Every line with the word "JSON" in it should be extracted from the data that follows.

-- start Records shown --

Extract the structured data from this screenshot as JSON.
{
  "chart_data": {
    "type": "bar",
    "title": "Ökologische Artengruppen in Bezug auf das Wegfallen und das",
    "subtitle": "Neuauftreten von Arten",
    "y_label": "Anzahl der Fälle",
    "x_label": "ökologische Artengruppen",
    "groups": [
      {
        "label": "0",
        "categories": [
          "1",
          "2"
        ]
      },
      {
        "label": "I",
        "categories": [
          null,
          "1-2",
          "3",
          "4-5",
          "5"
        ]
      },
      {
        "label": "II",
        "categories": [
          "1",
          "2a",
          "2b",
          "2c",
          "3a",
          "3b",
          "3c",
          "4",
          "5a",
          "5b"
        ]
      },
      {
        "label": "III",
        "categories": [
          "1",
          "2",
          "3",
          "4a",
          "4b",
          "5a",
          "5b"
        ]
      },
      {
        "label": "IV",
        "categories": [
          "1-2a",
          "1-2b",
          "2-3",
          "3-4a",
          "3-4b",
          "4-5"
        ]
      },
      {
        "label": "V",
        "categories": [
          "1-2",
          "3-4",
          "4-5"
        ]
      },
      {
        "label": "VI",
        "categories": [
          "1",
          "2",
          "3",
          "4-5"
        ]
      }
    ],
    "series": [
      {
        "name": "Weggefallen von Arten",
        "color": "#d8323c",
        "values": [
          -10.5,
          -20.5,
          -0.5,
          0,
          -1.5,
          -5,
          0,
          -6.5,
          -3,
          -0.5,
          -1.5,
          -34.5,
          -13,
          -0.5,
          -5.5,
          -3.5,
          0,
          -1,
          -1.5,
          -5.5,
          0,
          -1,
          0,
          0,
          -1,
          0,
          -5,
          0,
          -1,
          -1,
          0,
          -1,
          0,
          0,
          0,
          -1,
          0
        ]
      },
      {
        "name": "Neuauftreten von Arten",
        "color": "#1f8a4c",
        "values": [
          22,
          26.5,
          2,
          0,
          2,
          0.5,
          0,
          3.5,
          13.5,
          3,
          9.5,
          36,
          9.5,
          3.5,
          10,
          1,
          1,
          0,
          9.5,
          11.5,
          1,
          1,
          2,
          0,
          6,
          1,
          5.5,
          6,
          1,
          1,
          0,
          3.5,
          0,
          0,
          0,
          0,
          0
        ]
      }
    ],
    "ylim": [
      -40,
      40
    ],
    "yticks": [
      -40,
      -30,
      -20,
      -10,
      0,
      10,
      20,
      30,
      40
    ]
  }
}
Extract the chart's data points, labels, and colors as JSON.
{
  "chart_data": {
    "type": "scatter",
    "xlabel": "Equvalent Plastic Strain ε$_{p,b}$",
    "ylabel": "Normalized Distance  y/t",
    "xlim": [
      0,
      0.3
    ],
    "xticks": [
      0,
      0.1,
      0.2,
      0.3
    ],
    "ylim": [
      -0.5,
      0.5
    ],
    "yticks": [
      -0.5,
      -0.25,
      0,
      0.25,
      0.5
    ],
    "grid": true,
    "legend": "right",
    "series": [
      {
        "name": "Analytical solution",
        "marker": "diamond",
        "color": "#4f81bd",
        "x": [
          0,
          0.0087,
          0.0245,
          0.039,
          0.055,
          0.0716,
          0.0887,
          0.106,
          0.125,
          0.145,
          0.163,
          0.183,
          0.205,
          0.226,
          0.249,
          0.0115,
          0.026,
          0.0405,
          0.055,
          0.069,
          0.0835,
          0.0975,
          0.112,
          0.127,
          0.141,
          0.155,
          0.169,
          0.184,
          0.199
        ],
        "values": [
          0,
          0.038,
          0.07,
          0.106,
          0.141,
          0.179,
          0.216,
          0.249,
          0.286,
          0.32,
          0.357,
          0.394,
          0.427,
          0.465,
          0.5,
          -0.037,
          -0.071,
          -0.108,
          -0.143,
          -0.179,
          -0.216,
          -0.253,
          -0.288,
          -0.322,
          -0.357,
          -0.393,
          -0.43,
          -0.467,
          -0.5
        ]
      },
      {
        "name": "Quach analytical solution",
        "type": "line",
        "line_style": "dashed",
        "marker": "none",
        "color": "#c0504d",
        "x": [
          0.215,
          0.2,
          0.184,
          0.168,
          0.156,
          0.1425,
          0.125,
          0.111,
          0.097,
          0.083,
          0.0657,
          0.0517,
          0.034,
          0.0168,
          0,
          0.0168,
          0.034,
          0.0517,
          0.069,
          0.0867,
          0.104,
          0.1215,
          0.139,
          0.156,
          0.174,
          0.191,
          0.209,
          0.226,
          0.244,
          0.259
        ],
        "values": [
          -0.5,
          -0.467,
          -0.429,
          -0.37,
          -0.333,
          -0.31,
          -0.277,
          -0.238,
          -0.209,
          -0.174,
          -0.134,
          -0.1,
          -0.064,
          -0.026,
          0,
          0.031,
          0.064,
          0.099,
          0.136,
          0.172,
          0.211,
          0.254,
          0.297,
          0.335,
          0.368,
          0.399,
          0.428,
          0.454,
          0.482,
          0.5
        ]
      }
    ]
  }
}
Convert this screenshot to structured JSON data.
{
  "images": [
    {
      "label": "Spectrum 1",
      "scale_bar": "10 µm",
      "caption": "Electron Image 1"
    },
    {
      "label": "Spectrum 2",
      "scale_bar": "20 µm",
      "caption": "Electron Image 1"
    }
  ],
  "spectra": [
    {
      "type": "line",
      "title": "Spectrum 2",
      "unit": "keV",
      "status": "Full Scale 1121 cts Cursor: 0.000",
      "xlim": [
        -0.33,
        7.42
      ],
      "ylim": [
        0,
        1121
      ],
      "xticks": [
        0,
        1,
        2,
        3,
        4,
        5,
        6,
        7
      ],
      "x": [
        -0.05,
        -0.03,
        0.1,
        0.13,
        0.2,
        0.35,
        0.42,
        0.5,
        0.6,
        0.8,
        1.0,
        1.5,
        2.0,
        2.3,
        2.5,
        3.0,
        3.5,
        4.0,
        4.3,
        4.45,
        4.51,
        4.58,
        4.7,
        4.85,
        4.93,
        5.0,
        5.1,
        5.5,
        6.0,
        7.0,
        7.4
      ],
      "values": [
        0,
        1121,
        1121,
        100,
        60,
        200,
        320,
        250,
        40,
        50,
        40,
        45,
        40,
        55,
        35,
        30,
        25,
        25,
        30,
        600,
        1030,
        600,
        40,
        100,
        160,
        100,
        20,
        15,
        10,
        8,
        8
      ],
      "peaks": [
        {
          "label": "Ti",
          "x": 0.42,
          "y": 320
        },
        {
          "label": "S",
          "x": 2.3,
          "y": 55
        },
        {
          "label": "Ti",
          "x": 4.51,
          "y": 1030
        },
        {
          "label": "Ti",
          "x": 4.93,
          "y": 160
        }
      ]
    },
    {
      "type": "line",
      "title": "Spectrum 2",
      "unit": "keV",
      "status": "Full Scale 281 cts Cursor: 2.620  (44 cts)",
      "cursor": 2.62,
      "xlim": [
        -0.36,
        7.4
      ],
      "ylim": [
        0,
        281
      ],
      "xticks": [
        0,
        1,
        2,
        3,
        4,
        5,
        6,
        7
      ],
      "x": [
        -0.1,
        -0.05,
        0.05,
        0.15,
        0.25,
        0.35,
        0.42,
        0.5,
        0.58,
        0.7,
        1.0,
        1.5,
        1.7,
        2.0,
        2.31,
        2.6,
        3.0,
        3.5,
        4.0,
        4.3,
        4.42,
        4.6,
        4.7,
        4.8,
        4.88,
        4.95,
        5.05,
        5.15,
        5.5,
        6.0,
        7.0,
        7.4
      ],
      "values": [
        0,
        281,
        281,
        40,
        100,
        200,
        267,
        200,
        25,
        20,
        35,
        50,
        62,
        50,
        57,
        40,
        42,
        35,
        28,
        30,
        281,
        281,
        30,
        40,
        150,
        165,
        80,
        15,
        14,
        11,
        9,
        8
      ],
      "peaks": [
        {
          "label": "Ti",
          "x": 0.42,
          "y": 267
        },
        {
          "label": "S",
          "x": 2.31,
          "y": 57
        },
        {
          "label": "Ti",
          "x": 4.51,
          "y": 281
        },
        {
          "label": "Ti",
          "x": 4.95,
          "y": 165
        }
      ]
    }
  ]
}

-- end Records shown --

Answer to the task =
Extract the structured data from this screenshot as JSON.
Extract the chart's data points, labels, and colors as JSON.
Convert this screenshot to structured JSON data.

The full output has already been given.